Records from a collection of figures
******************************

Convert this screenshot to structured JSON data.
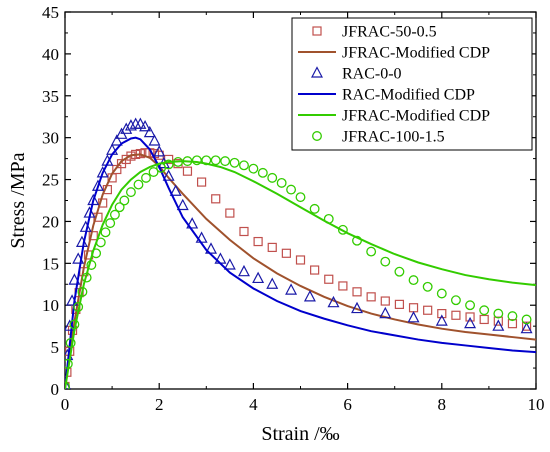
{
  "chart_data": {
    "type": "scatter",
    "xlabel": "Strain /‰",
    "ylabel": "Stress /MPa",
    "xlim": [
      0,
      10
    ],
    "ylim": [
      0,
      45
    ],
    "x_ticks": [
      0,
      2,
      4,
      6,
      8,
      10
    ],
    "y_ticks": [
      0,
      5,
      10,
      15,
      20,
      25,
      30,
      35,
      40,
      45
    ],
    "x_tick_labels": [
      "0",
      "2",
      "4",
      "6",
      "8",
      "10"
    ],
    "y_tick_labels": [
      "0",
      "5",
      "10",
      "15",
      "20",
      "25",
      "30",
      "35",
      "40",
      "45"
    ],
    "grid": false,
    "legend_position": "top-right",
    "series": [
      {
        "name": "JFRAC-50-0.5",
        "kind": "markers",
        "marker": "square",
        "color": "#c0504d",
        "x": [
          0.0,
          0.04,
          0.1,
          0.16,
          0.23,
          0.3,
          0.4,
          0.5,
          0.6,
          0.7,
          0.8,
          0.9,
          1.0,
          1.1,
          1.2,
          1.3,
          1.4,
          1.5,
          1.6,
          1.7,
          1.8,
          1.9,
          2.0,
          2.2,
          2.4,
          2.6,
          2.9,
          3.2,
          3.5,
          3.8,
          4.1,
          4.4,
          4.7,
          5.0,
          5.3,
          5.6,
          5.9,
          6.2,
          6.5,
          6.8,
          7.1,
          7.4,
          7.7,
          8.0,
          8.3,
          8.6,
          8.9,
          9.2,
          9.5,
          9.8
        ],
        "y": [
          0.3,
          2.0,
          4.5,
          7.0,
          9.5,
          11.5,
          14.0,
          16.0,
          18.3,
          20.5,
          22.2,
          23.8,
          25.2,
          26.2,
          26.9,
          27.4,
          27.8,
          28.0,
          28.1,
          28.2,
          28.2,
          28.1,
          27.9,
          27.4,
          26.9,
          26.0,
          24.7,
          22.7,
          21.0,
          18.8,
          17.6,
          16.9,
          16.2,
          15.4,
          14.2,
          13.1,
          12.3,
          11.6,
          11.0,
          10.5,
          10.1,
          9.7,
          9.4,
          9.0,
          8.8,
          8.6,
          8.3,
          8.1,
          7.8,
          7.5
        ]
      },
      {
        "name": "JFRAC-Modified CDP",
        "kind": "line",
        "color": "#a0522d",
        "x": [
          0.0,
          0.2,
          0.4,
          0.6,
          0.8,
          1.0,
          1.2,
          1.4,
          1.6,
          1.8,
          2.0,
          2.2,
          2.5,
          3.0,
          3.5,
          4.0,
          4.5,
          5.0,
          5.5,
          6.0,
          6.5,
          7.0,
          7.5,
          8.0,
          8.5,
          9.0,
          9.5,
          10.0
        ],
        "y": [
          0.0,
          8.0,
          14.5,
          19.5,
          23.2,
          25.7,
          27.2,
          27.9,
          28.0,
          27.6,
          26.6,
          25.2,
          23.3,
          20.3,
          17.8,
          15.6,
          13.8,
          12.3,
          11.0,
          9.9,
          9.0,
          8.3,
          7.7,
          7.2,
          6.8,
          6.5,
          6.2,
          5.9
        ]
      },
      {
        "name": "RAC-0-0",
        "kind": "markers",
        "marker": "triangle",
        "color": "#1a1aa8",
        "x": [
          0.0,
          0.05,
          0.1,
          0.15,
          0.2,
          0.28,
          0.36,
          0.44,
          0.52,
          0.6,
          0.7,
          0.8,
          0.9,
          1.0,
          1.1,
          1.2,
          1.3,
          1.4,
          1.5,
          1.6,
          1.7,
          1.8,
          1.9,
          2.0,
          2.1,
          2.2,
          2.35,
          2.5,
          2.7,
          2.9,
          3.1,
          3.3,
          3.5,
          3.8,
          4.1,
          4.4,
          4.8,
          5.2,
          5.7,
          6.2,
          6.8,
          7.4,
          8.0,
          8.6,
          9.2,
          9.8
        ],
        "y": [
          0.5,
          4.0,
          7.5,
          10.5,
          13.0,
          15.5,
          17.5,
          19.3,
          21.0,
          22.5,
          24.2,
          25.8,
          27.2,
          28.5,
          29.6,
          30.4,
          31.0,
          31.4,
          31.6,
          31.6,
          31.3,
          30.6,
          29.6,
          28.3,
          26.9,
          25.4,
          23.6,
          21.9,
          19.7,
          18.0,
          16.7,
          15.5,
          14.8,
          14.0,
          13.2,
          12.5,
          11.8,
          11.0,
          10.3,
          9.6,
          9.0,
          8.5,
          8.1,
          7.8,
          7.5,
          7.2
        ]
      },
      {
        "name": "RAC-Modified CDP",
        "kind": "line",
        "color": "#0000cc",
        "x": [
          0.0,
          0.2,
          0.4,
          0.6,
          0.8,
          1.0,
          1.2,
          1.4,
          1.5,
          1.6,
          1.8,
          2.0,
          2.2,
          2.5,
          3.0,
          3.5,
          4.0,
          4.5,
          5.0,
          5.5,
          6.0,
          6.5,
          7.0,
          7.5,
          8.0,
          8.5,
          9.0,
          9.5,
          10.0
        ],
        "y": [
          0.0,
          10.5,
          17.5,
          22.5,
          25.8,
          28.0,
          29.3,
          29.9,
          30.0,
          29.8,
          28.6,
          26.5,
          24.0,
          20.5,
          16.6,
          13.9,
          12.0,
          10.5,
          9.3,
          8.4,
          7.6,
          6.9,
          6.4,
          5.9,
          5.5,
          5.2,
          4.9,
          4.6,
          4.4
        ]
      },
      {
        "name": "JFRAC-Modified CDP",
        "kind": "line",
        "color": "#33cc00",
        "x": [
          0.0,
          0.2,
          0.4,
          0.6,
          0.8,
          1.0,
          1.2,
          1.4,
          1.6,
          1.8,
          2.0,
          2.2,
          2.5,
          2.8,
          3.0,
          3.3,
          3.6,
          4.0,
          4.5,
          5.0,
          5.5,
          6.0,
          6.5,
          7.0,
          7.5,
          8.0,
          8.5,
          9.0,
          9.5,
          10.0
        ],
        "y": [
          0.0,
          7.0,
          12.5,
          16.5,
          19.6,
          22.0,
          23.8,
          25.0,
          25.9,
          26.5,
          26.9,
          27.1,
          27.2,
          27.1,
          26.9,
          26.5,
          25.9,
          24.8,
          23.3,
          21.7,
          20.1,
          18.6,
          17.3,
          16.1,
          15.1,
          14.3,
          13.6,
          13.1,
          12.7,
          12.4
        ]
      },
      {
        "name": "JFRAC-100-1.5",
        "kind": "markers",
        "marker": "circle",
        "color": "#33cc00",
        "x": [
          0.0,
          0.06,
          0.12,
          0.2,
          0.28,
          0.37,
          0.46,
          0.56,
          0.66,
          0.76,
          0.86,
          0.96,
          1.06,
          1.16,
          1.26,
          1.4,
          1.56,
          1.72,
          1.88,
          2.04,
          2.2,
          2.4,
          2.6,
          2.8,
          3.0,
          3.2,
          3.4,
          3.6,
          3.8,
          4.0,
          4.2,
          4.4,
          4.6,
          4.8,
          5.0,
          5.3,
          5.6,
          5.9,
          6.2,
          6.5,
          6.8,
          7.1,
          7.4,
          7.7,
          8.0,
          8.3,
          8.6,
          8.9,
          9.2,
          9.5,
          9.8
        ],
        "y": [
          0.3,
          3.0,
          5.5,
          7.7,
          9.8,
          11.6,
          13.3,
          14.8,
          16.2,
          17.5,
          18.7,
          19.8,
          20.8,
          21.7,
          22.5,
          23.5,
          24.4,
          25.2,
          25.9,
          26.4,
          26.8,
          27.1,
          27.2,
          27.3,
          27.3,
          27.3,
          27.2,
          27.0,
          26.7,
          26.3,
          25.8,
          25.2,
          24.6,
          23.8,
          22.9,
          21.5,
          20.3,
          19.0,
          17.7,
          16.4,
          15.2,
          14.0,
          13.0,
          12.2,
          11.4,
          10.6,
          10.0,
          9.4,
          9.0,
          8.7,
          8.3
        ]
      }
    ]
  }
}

******************************

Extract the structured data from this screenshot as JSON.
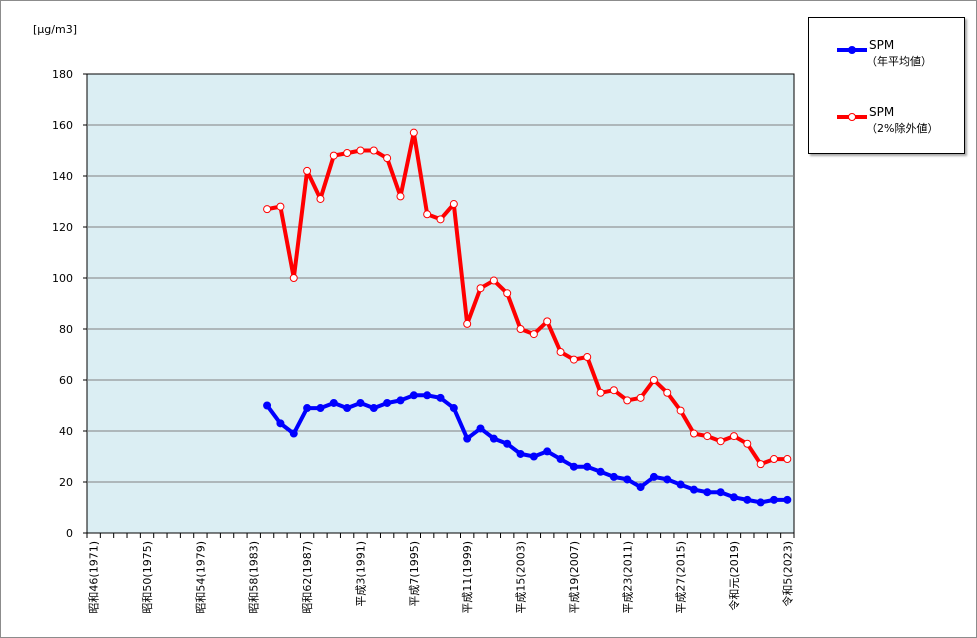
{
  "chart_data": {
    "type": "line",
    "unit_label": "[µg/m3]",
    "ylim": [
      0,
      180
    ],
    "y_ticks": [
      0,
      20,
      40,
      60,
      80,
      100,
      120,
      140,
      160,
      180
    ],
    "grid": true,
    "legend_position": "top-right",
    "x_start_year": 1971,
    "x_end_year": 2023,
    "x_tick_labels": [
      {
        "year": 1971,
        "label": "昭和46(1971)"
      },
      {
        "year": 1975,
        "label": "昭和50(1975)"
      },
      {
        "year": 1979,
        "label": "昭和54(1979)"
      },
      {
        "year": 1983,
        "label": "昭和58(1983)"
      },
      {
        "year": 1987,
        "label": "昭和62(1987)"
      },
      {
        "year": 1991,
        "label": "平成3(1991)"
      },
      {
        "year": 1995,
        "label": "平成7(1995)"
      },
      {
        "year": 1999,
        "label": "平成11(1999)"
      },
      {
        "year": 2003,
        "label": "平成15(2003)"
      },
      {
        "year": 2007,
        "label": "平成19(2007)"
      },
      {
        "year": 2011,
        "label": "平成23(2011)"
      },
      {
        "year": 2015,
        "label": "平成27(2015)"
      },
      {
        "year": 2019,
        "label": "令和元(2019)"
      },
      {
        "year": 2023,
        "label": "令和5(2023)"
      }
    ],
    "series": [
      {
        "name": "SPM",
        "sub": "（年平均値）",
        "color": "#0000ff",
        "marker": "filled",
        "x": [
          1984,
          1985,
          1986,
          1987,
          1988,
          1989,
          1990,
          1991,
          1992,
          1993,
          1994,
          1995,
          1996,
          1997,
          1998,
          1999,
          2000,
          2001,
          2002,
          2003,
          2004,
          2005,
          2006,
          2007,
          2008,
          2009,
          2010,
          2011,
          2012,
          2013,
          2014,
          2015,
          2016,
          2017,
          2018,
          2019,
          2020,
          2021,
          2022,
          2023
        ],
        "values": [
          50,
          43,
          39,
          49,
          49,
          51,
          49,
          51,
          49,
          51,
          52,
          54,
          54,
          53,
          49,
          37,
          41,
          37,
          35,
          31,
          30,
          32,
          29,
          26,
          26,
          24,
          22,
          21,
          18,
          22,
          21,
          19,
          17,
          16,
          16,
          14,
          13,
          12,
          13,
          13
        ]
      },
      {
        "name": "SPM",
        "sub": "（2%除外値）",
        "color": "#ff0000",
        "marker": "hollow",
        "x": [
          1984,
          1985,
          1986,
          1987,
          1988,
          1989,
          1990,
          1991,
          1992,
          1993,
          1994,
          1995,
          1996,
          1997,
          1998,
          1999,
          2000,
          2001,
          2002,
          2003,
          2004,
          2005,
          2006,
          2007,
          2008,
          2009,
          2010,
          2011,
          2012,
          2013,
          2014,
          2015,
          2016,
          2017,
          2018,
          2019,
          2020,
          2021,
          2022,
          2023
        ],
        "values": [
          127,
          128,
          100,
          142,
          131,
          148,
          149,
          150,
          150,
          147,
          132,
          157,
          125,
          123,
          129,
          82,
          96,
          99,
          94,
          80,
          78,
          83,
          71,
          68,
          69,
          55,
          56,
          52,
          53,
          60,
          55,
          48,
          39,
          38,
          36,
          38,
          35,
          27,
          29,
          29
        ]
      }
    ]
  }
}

******************************

> Required task:
Search the data above for the string "structured" and return every line that has it.

> Task output:
Convert this screenshot to structured JSON data.
Extract the structured data from this screenshot as JSON.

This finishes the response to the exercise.